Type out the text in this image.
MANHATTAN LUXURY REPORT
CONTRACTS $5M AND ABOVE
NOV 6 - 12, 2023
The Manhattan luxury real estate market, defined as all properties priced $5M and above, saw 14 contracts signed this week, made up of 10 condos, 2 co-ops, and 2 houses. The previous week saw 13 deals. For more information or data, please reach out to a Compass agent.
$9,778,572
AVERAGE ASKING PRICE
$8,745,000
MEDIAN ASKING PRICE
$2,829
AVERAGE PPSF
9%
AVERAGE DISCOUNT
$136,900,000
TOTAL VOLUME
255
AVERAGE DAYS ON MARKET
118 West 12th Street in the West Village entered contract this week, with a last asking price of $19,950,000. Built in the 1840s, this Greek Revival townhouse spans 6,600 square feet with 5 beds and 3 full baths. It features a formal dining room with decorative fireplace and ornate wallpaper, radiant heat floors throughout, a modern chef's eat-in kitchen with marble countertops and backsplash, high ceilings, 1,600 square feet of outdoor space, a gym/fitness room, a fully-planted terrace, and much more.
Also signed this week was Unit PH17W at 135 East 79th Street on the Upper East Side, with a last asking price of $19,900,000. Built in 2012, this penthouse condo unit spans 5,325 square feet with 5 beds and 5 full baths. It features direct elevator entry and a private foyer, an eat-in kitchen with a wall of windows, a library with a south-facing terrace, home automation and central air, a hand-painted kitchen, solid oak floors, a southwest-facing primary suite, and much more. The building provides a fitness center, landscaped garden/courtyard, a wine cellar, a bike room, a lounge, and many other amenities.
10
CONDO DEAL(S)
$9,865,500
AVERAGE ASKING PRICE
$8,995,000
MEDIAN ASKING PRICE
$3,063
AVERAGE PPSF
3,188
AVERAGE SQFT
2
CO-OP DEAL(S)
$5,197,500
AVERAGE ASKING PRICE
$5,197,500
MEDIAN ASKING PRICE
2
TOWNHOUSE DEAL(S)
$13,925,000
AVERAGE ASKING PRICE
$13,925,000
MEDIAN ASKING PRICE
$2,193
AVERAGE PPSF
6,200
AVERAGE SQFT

» **OBJECTIVE**
The records above are to be copied in full, exactly as written.

» **RESPONSE FOR THIS EXERCISE**
Type out the text in this image.
MANHATTAN LUXURY REPORT
CONTRACTS $5M AND ABOVE
NOV 6 - 12, 2023
The Manhattan luxury real estate market, defined as all properties priced $5M and above, saw 14 contracts signed this week, made up of 10 condos, 2 co-ops, and 2 houses. The previous week saw 13 deals. For more information or data, please reach out to a Compass agent.
$9,778,572
AVERAGE ASKING PRICE
$8,745,000
MEDIAN ASKING PRICE
$2,829
AVERAGE PPSF
9%
AVERAGE DISCOUNT
$136,900,000
TOTAL VOLUME
255
AVERAGE DAYS ON MARKET
118 West 12th Street in the West Village entered contract this week, with a last asking price of $19,950,000. Built in the 1840s, this Greek Revival townhouse spans 6,600 square feet with 5 beds and 3 full baths. It features a formal dining room with decorative fireplace and ornate wallpaper, radiant heat floors throughout, a modern chef's eat-in kitchen with marble countertops and backsplash, high ceilings, 1,600 square feet of outdoor space, a gym/fitness room, a fully-planted terrace, and much more.
Also signed this week was Unit PH17W at 135 East 79th Street on the Upper East Side, with a last asking price of $19,900,000. Built in 2012, this penthouse condo unit spans 5,325 square feet with 5 beds and 5 full baths. It features direct elevator entry and a private foyer, an eat-in kitchen with a wall of windows, a library with a south-facing terrace, home automation and central air, a hand-painted kitchen, solid oak floors, a southwest-facing primary suite, and much more. The building provides a fitness center, landscaped garden/courtyard, a wine cellar, a bike room, a lounge, and many other amenities.
10
CONDO DEAL(S)
$9,865,500
AVERAGE ASKING PRICE
$8,995,000
MEDIAN ASKING PRICE
$3,063
AVERAGE PPSF
3,188
AVERAGE SQFT
2
CO-OP DEAL(S)
$5,197,500
AVERAGE ASKING PRICE
$5,197,500
MEDIAN ASKING PRICE
2
TOWNHOUSE DEAL(S)
$13,925,000
AVERAGE ASKING PRICE
$13,925,000
MEDIAN ASKING PRICE
$2,193
AVERAGE PPSF
6,200
AVERAGE SQFT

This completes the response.